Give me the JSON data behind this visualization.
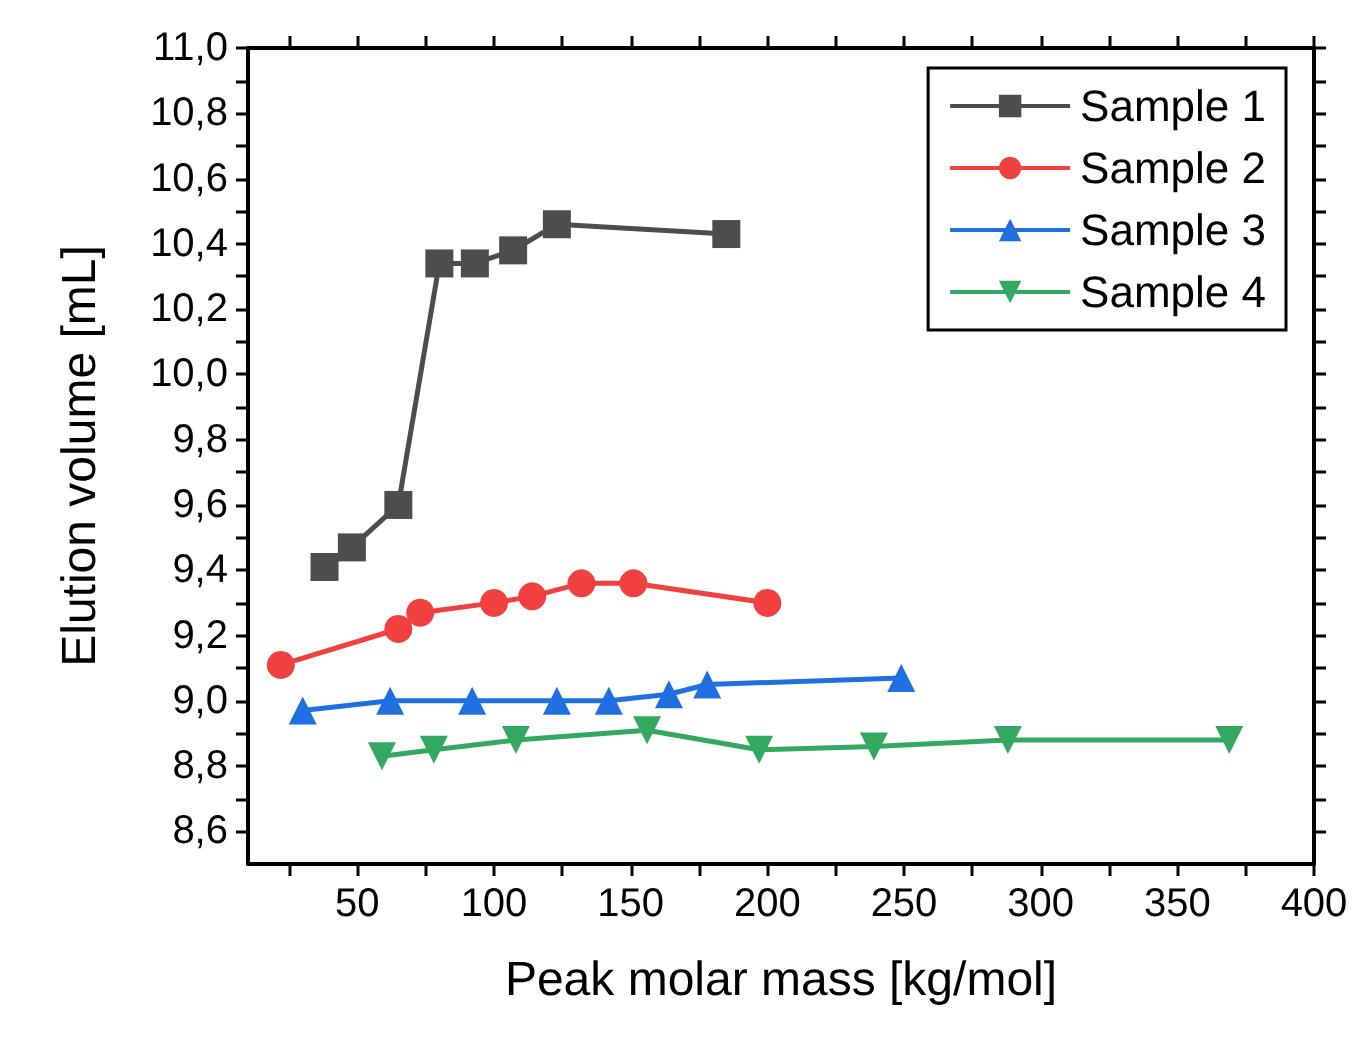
{
  "chart_data": {
    "type": "line",
    "xlabel": "Peak molar mass [kg/mol]",
    "ylabel": "Elution volume [mL]",
    "xlim": [
      10,
      400
    ],
    "ylim": [
      8.5,
      11.0
    ],
    "xticks": [
      {
        "value": 25,
        "label": null
      },
      50,
      {
        "value": 75,
        "label": null
      },
      100,
      {
        "value": 125,
        "label": null
      },
      150,
      {
        "value": 175,
        "label": null
      },
      200,
      {
        "value": 225,
        "label": null
      },
      250,
      {
        "value": 275,
        "label": null
      },
      300,
      {
        "value": 325,
        "label": null
      },
      350,
      {
        "value": 375,
        "label": null
      },
      400
    ],
    "yticks": [
      {
        "value": 8.6,
        "label": "8,6"
      },
      {
        "value": 8.7,
        "label": null
      },
      {
        "value": 8.8,
        "label": "8,8"
      },
      {
        "value": 8.9,
        "label": null
      },
      {
        "value": 9.0,
        "label": "9,0"
      },
      {
        "value": 9.1,
        "label": null
      },
      {
        "value": 9.2,
        "label": "9,2"
      },
      {
        "value": 9.3,
        "label": null
      },
      {
        "value": 9.4,
        "label": "9,4"
      },
      {
        "value": 9.5,
        "label": null
      },
      {
        "value": 9.6,
        "label": "9,6"
      },
      {
        "value": 9.7,
        "label": null
      },
      {
        "value": 9.8,
        "label": "9,8"
      },
      {
        "value": 9.9,
        "label": null
      },
      {
        "value": 10.0,
        "label": "10,0"
      },
      {
        "value": 10.1,
        "label": null
      },
      {
        "value": 10.2,
        "label": "10,2"
      },
      {
        "value": 10.3,
        "label": null
      },
      {
        "value": 10.4,
        "label": "10,4"
      },
      {
        "value": 10.5,
        "label": null
      },
      {
        "value": 10.6,
        "label": "10,6"
      },
      {
        "value": 10.7,
        "label": null
      },
      {
        "value": 10.8,
        "label": "10,8"
      },
      {
        "value": 10.9,
        "label": null
      },
      {
        "value": 11.0,
        "label": "11,0"
      }
    ],
    "legend": "top right",
    "grid": false,
    "line_style": "solid",
    "series": [
      {
        "name": "Sample 1",
        "color": "#4d4d4d",
        "marker": "square",
        "x": [
          38,
          48,
          65,
          80,
          93,
          107,
          123,
          185
        ],
        "values": [
          9.41,
          9.47,
          9.6,
          10.34,
          10.34,
          10.38,
          10.46,
          10.43
        ]
      },
      {
        "name": "Sample 2",
        "color": "#f04040",
        "marker": "circle",
        "x": [
          22,
          65,
          73,
          100,
          114,
          132,
          151,
          200
        ],
        "values": [
          9.11,
          9.22,
          9.27,
          9.3,
          9.32,
          9.36,
          9.36,
          9.3
        ]
      },
      {
        "name": "Sample 3",
        "color": "#1f6fe0",
        "marker": "triangle",
        "x": [
          30,
          62,
          92,
          123,
          142,
          164,
          178,
          249
        ],
        "values": [
          8.97,
          9.0,
          9.0,
          9.0,
          9.0,
          9.02,
          9.05,
          9.07
        ]
      },
      {
        "name": "Sample 4",
        "color": "#33a860",
        "marker": "triangle_down",
        "x": [
          59,
          78,
          108,
          156,
          197,
          239,
          288,
          369
        ],
        "values": [
          8.83,
          8.85,
          8.88,
          8.91,
          8.85,
          8.86,
          8.88,
          8.88
        ]
      }
    ]
  }
}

__________

WRITTEN EXERCISE
Search the records for the word "Sample" and copy every line where it occurs.

COMPLETE ANSWER
        "name": "Sample 1",
        "name": "Sample 2",
        "name": "Sample 3",
        "name": "Sample 4",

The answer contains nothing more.